■ **THE INPUT**:
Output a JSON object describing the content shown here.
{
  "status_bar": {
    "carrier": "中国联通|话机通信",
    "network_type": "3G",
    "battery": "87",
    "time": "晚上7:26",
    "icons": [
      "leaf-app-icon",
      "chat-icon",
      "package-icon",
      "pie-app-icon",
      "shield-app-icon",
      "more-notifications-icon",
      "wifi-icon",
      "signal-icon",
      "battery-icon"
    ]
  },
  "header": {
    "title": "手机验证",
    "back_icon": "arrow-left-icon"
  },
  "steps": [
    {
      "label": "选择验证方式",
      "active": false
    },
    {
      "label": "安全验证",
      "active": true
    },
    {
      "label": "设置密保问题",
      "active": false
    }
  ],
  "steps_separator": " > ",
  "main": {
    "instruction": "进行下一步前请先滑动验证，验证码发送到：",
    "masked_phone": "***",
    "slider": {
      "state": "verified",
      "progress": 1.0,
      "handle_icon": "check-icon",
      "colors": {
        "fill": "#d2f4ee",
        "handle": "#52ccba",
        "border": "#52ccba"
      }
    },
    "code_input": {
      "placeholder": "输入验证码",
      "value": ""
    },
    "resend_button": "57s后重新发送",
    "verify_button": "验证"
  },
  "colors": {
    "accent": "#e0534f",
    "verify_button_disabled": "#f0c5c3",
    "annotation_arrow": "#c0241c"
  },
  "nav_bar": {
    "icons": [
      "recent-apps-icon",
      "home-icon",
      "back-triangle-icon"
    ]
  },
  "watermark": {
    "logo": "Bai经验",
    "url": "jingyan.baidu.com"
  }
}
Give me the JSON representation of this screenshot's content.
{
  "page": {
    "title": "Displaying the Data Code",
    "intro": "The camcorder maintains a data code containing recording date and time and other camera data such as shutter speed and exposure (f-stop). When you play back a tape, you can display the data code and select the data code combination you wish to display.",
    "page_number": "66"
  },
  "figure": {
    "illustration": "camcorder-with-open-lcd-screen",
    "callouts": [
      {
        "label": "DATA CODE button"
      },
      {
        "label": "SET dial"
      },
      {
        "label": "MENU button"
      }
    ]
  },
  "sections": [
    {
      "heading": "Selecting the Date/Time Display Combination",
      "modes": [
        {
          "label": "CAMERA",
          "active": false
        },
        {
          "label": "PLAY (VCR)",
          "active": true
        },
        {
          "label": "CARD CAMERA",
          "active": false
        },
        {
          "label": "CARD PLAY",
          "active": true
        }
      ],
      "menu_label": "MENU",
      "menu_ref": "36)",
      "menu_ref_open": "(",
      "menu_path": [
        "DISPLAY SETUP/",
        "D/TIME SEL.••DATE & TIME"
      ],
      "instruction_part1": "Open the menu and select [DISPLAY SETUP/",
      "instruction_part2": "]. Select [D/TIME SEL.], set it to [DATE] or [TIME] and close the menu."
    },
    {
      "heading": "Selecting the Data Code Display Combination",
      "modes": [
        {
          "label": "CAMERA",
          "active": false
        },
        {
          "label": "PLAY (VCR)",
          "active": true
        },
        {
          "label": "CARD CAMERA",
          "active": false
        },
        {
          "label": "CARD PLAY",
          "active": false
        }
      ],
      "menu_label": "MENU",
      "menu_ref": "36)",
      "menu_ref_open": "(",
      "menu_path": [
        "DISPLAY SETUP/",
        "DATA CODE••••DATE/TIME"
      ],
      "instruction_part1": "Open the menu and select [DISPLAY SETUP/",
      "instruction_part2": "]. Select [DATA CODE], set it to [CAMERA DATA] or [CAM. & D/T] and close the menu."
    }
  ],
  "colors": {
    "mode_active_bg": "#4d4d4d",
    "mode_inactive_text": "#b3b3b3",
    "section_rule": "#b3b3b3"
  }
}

■ **GIVEN EXERCISE**: Which lines of the material contain the string "close"? List each of them.

■ **RESPONSE TO THE EXERCISE**:
      "instruction_part2": "]. Select [D/TIME SEL.], set it to [DATE] or [TIME] and close the menu."
      "instruction_part2": "]. Select [DATA CODE], set it to [CAMERA DATA] or [CAM. & D/T] and close the menu."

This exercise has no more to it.